### EXTRACT PROVIDED
■ ■ ■ ■

问题
I have just started learning assembly. I am coding nasm in 32 bit mode. I am trying to compare 3 numbers inputted by the user and print the largest number. However, I cannot seem to correctly compare the numbers if I only reserve 16 bits for each number using resb 2. I do, however, get correct results when I reserved 32 bits for the numbers using resw 2. I cannot understand why this is the case. Here is my code:
SYS_EXIT equ 1
SYS_WRITE equ 4
SYS_READ equ 3
STD_IN equ 0
STD_OUT equ 1
segment .data
msg1 db "Enter first number",0xA
msg1_len equ $- msg1
msg2 db "Enter second number",0xA
msg2_len equ $- msg2
msg3 db "Enter third number",0xA
msg3_len equ $- msg3
msg4 db "Largest number is ",0xA
msg4_len equ $- msg4
segment .bss
num1 resb 2
num2 resb 2
num3 resb 2
res resb 2
section .text
global _start
_start:
mov eax, SYS_WRITE
mov ebx, STD_OUT
mov ecx, msg1
mov edx, msg1_len
int 0x80
mov eax, SYS_READ
mov ebx, STD_IN
mov ecx, num1
mov edx, 2
int 0x80
mov eax, SYS_WRITE
mov ebx, STD_OUT
mov ecx, msg2
mov edx, msg2_len
int 0x80
mov eax, SYS_READ
mov ebx, STD_IN
mov ecx, num2
mov edx, 2
int 0x80
mov eax, SYS_WRITE
mov ebx, STD_OUT
mov ecx, msg3
mov edx, msg3_len
int 0x80
mov eax, SYS_READ
mov ebx, STD_IN
mov ecx, num3
mov edx, 2
int 0x80
mov ecx, [num1]
cmp ecx, [num2]
jg check_third
mov ecx, [num2]
check_third:
cmp ecx, [num3]
jg result
mov ecx, [num3]
result:
mov [res], ecx
mov eax, SYS_WRITE
mov ebx, STD_OUT
mov ecx, msg4
mov edx, msg4_len
int 0x80
mov eax, SYS_WRITE
mov ebx, STD_OUT
mov ecx, res
mov edx, 2
int 0x80
exit:
mov eax, SYS_EXIT
int 0x80
Sorry if it has a lot of repeating code. I understand why I need 2 bytes to store keyboard input when supposedly ascii characters are only 8 bits in length (Since the standard input will also read the new line character aside from the digit). However, I do not know a lot of things about how nasm works such as how it reacts when I move 16 bits of memory to a 32 bit register, how it compares 32 bit and 16 bit values (will it do signed expansion or just pad 0 before binary subtraction). I would truly appreciate it if someone can recommend me resources on the technicalities of nasm aside from explaining why I need to reserve 2 words to do the comparison.

■ ■ ■ ■

### EXERCISE INSTRUCTIONS
Copy out the whole forum question about comparing three user-entered numbers in NASM, word for word.

### ENTRIES SUPPLIED
■ ■ ■ ■

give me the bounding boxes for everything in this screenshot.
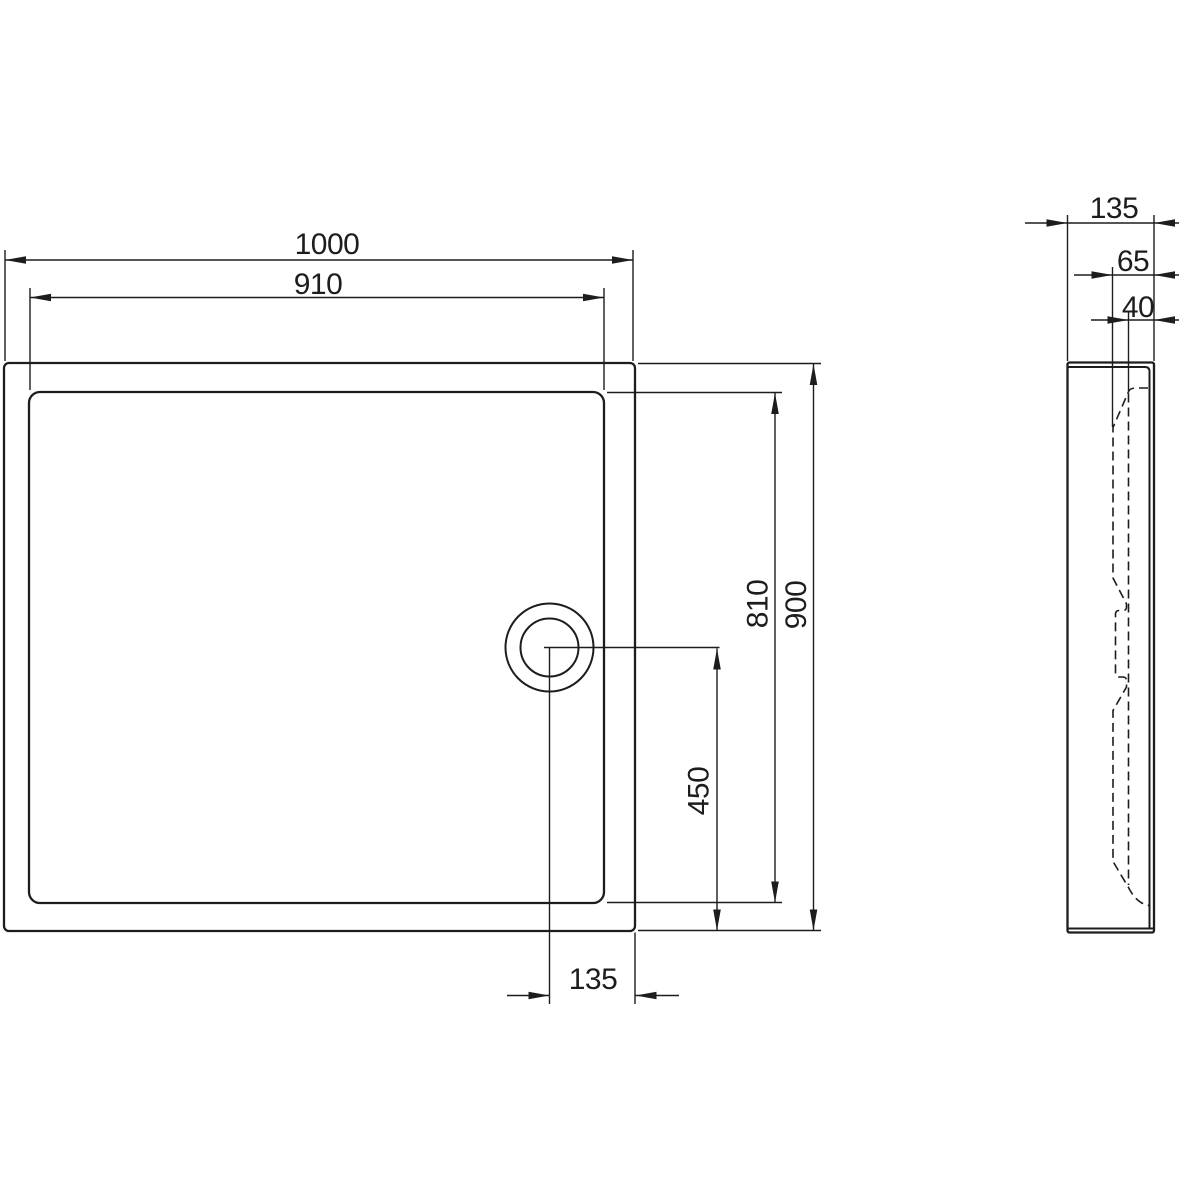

■ ■ ■ ■

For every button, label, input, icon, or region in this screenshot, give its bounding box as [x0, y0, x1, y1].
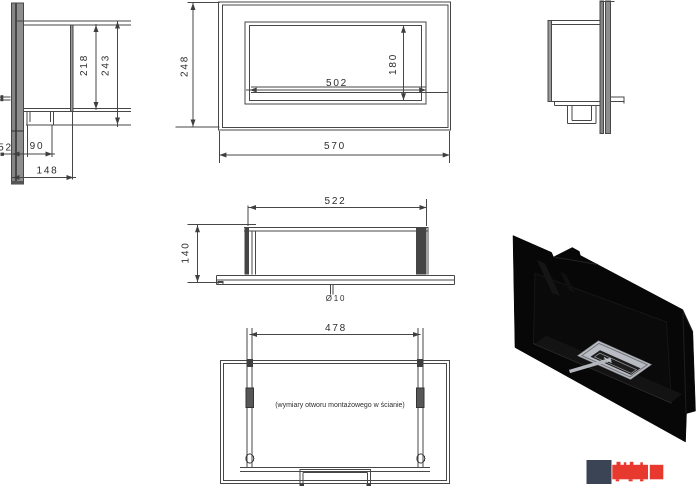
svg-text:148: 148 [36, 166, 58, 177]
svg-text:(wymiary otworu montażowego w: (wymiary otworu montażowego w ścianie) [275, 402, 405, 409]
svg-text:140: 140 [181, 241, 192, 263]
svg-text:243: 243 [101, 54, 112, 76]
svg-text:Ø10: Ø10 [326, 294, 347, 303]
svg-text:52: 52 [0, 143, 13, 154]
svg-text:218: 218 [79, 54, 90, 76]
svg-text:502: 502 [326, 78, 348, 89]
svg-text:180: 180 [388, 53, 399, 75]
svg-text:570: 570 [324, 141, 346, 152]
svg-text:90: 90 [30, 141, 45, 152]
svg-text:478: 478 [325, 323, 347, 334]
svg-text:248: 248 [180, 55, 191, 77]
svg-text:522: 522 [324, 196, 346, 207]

■ ■ ■ ■

### RESPONSE TO THIS TASK
问题
I have just started learning assembly. I am coding nasm in 32 bit mode. I am trying to compare 3 numbers inputted by the user and print the largest number. However, I cannot seem to correctly compare the numbers if I only reserve 16 bits for each number using resb 2. I do, however, get correct results when I reserved 32 bits for the numbers using resw 2. I cannot understand why this is the case. Here is my code:
SYS_EXIT equ 1
SYS_WRITE equ 4
SYS_READ equ 3
STD_IN equ 0
STD_OUT equ 1
segment .data
msg1 db "Enter first number",0xA
msg1_len equ $- msg1
msg2 db "Enter second number",0xA
msg2_len equ $- msg2
msg3 db "Enter third number",0xA
msg3_len equ $- msg3
msg4 db "Largest number is ",0xA
msg4_len equ $- msg4
segment .bss
num1 resb 2
num2 resb 2
num3 resb 2
res resb 2
section .text
global _start
_start:
mov eax, SYS_WRITE
mov ebx, STD_OUT
mov ecx, msg1
mov edx, msg1_len
int 0x80
mov eax, SYS_READ
mov ebx, STD_IN
mov ecx, num1
mov edx, 2
int 0x80
mov eax, SYS_WRITE
mov ebx, STD_OUT
mov ecx, msg2
mov edx, msg2_len
int 0x80
mov eax, SYS_READ
mov ebx, STD_IN
mov ecx, num2
mov edx, 2
int 0x80
mov eax, SYS_WRITE
mov ebx, STD_OUT
mov ecx, msg3
mov edx, msg3_len
int 0x80
mov eax, SYS_READ
mov ebx, STD_IN
mov ecx, num3
mov edx, 2
int 0x80
mov ecx, [num1]
cmp ecx, [num2]
jg check_third
mov ecx, [num2]
check_third:
cmp ecx, [num3]
jg result
mov ecx, [num3]
result:
mov [res], ecx
mov eax, SYS_WRITE
mov ebx, STD_OUT
mov ecx, msg4
mov edx, msg4_len
int 0x80
mov eax, SYS_WRITE
mov ebx, STD_OUT
mov ecx, res
mov edx, 2
int 0x80
exit:
mov eax, SYS_EXIT
int 0x80
Sorry if it has a lot of repeating code. I understand why I need 2 bytes to store keyboard input when supposedly ascii characters are only 8 bits in length (Since the standard input will also read the new line character aside from the digit). However, I do not know a lot of things about how nasm works such as how it reacts when I move 16 bits of memory to a 32 bit register, how it compares 32 bit and 16 bit values (will it do signed expansion or just pad 0 before binary subtraction). I would truly appreciate it if someone can recommend me resources on the technicalities of nasm aside from explaining why I need to reserve 2 words to do the comparison.